STORED RECORDS:

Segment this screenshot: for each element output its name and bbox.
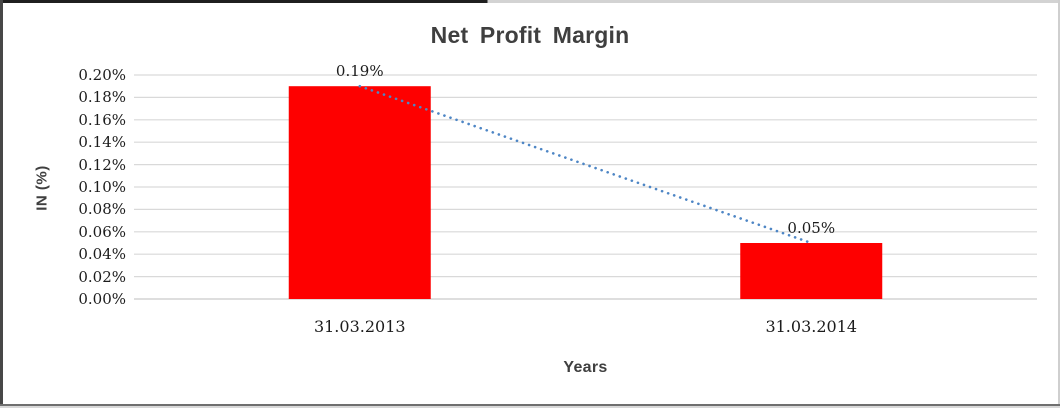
y-axis-tick-label: 0.00% [78, 290, 126, 308]
chart-frame-border-top [0, 0, 1060, 3]
y-axis-tick-label: 0.20% [78, 66, 126, 84]
y-axis-tick-label: 0.02% [78, 267, 126, 286]
x-axis-category-label: 31.03.2013 [313, 317, 406, 336]
y-axis-tick-label: 0.12% [78, 155, 126, 174]
bar-31.03.2013 [288, 86, 431, 299]
y-axis-tick-label: 0.08% [78, 200, 126, 219]
y-axis-tick-label: 0.16% [78, 110, 126, 129]
x-axis-category-label: 31.03.2014 [765, 317, 858, 336]
chart-frame-border-left [0, 0, 3, 408]
chart-frame-border-right [1058, 0, 1060, 408]
bar-31.03.2014 [740, 243, 883, 299]
y-axis-tick-label: 0.04% [78, 245, 126, 264]
chart-title: Net Profit Margin [430, 22, 630, 48]
y-axis-tick-label: 0.18% [78, 88, 126, 107]
x-axis-title: Years [563, 359, 608, 376]
bar-data-label: 0.05% [787, 219, 836, 237]
chart-frame-border-bottom [0, 404, 1060, 408]
y-axis-tick-label: 0.14% [78, 133, 126, 152]
bar-data-label: 0.19% [335, 62, 384, 81]
y-axis-tick-label: 0.06% [78, 222, 126, 241]
y-axis-tick-label: 0.10% [78, 178, 126, 196]
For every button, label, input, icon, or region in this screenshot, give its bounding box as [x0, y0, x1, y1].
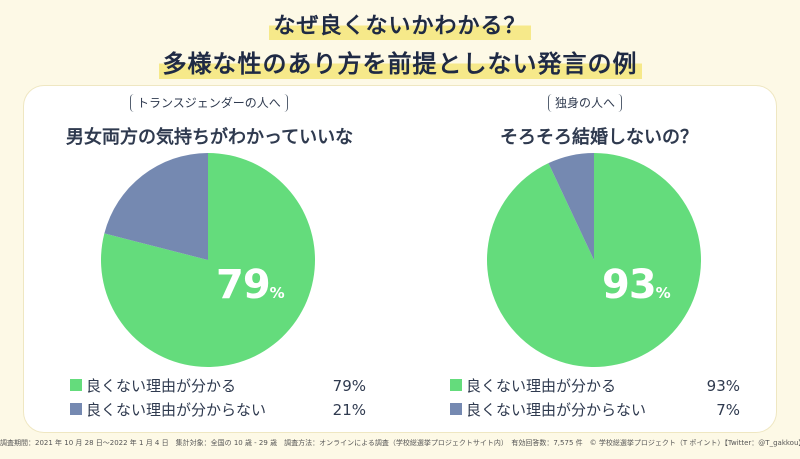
target-label-left: トランスジェンダーの人へ [130, 94, 288, 112]
legend-label: 良くない理由が分からない [86, 401, 267, 419]
question-left: 男女両方の気持ちがわかっていいな [66, 127, 354, 148]
legend-value: 93% [706, 377, 740, 395]
legend-value: 7% [716, 401, 740, 419]
pie-chart-left [101, 153, 315, 367]
question-right: そろそろ結婚しないの？ [500, 127, 698, 148]
target-label-right: 独身の人へ [548, 94, 623, 112]
chart-card: トランスジェンダーの人へ 男女両方の気持ちがわかっていいな 79% 良くない理由… [24, 86, 776, 432]
legend-value: 21% [332, 401, 366, 419]
pie-slice-not-understand [548, 153, 594, 260]
legend-item: 良くない理由が分かる 79% [70, 374, 366, 398]
legend-label: 良くない理由が分かる [86, 377, 237, 395]
legend-swatch-bad [70, 403, 82, 415]
legend-swatch-good [70, 379, 82, 391]
legend-label: 良くない理由が分からない [466, 401, 647, 419]
legend-label: 良くない理由が分かる [466, 377, 617, 395]
legend-swatch-good [450, 379, 462, 391]
survey-footnote: 調査期間：2021 年 10 月 28 日〜2022 年 1 月 4 日 集計対… [0, 439, 800, 447]
title-line-1: なぜ良くないかわかる？ [0, 8, 800, 40]
legend-left: 良くない理由が分かる 79% 良くない理由が分からない 21% [70, 374, 366, 422]
title-line-2: 多様な性のあり方を前提としない発言の例 [0, 44, 800, 79]
center-percent-right: 93% [602, 262, 671, 308]
legend-right: 良くない理由が分かる 93% 良くない理由が分からない 7% [450, 374, 740, 422]
pie-slice-not-understand [104, 153, 208, 260]
center-percent-left: 79% [216, 262, 285, 308]
legend-item: 良くない理由が分かる 93% [450, 374, 740, 398]
pie-slice-understand [486, 153, 701, 367]
legend-item: 良くない理由が分からない 21% [70, 398, 366, 422]
legend-value: 79% [332, 377, 366, 395]
legend-item: 良くない理由が分からない 7% [450, 398, 740, 422]
legend-swatch-bad [450, 403, 462, 415]
pie-chart-right [486, 153, 701, 367]
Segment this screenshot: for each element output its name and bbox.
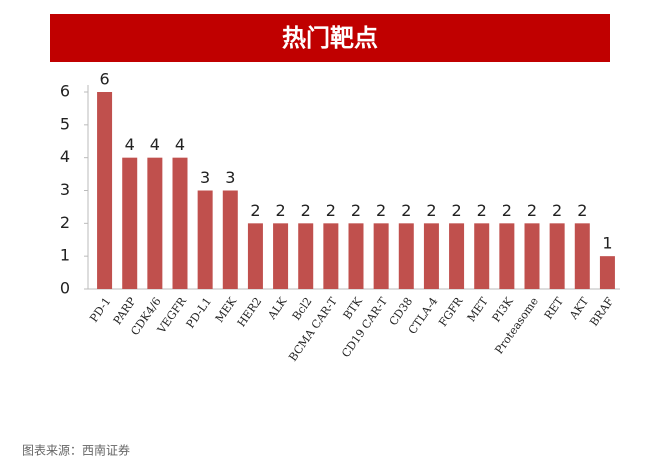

AIM OF THE EXERCISE:
Recast everything from the line containing "y-axis-tick-label: 0.00% [78, 290, 126, 308]" down to the line containing "bar-31.03.2013 [288, 86, 431, 299]" in the records above as a JSON list of strings, one string per line, leaving out blank lines.

WRITTEN RESPONSE:
[
  "y-axis-tick-label: 0.00% [78, 290, 126, 308]",
  "chart-frame-border-top [0, 0, 1060, 3]",
  "y-axis-tick-label: 0.20% [78, 66, 126, 84]",
  "y-axis-tick-label: 0.02% [78, 267, 126, 286]",
  "x-axis-category-label: 31.03.2013 [313, 317, 406, 336]",
  "y-axis-tick-label: 0.12% [78, 155, 126, 174]",
  "bar-31.03.2013 [288, 86, 431, 299]"
]